- _YOUR OBJECTIVE_
Every entry that follows needs to be repeated exactly.

__________

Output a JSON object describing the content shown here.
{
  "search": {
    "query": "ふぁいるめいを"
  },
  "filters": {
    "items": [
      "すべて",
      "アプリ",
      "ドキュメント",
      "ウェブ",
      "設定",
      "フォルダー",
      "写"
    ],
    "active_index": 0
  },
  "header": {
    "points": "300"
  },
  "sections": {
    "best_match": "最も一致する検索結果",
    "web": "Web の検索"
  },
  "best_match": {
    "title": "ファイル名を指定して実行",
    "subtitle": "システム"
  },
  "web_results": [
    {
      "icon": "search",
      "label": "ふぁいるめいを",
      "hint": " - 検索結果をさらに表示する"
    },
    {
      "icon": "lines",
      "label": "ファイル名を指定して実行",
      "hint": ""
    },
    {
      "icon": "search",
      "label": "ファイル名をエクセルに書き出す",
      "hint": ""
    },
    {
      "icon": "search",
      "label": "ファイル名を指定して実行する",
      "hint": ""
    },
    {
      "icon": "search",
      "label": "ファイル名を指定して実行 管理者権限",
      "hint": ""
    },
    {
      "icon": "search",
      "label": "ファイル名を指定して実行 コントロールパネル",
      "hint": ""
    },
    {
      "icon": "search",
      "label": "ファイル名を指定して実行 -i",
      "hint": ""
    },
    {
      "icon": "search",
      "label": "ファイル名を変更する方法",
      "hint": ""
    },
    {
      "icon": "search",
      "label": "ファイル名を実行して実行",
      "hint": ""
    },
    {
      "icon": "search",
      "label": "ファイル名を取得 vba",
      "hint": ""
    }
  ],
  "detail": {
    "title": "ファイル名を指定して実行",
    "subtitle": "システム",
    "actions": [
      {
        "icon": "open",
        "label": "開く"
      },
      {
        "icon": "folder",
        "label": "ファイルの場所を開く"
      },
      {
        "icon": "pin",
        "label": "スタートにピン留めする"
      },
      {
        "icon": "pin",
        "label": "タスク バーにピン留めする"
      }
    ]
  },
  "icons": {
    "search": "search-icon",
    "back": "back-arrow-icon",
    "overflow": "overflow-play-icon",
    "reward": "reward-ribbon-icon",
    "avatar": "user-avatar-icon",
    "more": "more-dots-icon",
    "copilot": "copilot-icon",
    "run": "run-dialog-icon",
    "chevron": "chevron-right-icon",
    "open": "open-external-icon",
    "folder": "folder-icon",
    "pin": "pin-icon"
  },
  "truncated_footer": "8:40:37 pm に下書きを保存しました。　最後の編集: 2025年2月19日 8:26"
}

__________

- _WRITTEN RESPONSE_
Output a JSON object describing the content shown here.
{
  "search": {
    "query": "ふぁいるめいを"
  },
  "filters": {
    "items": [
      "すべて",
      "アプリ",
      "ドキュメント",
      "ウェブ",
      "設定",
      "フォルダー",
      "写"
    ],
    "active_index": 0
  },
  "header": {
    "points": "300"
  },
  "sections": {
    "best_match": "最も一致する検索結果",
    "web": "Web の検索"
  },
  "best_match": {
    "title": "ファイル名を指定して実行",
    "subtitle": "システム"
  },
  "web_results": [
    {
      "icon": "search",
      "label": "ふぁいるめいを",
      "hint": " - 検索結果をさらに表示する"
    },
    {
      "icon": "lines",
      "label": "ファイル名を指定して実行",
      "hint": ""
    },
    {
      "icon": "search",
      "label": "ファイル名をエクセルに書き出す",
      "hint": ""
    },
    {
      "icon": "search",
      "label": "ファイル名を指定して実行する",
      "hint": ""
    },
    {
      "icon": "search",
      "label": "ファイル名を指定して実行 管理者権限",
      "hint": ""
    },
    {
      "icon": "search",
      "label": "ファイル名を指定して実行 コントロールパネル",
      "hint": ""
    },
    {
      "icon": "search",
      "label": "ファイル名を指定して実行 -i",
      "hint": ""
    },
    {
      "icon": "search",
      "label": "ファイル名を変更する方法",
      "hint": ""
    },
    {
      "icon": "search",
      "label": "ファイル名を実行して実行",
      "hint": ""
    },
    {
      "icon": "search",
      "label": "ファイル名を取得 vba",
      "hint": ""
    }
  ],
  "detail": {
    "title": "ファイル名を指定して実行",
    "subtitle": "システム",
    "actions": [
      {
        "icon": "open",
        "label": "開く"
      },
      {
        "icon": "folder",
        "label": "ファイルの場所を開く"
      },
      {
        "icon": "pin",
        "label": "スタートにピン留めする"
      },
      {
        "icon": "pin",
        "label": "タスク バーにピン留めする"
      }
    ]
  },
  "icons": {
    "search": "search-icon",
    "back": "back-arrow-icon",
    "overflow": "overflow-play-icon",
    "reward": "reward-ribbon-icon",
    "avatar": "user-avatar-icon",
    "more": "more-dots-icon",
    "copilot": "copilot-icon",
    "run": "run-dialog-icon",
    "chevron": "chevron-right-icon",
    "open": "open-external-icon",
    "folder": "folder-icon",
    "pin": "pin-icon"
  },
  "truncated_footer": "8:40:37 pm に下書きを保存しました。　最後の編集: 2025年2月19日 8:26"
}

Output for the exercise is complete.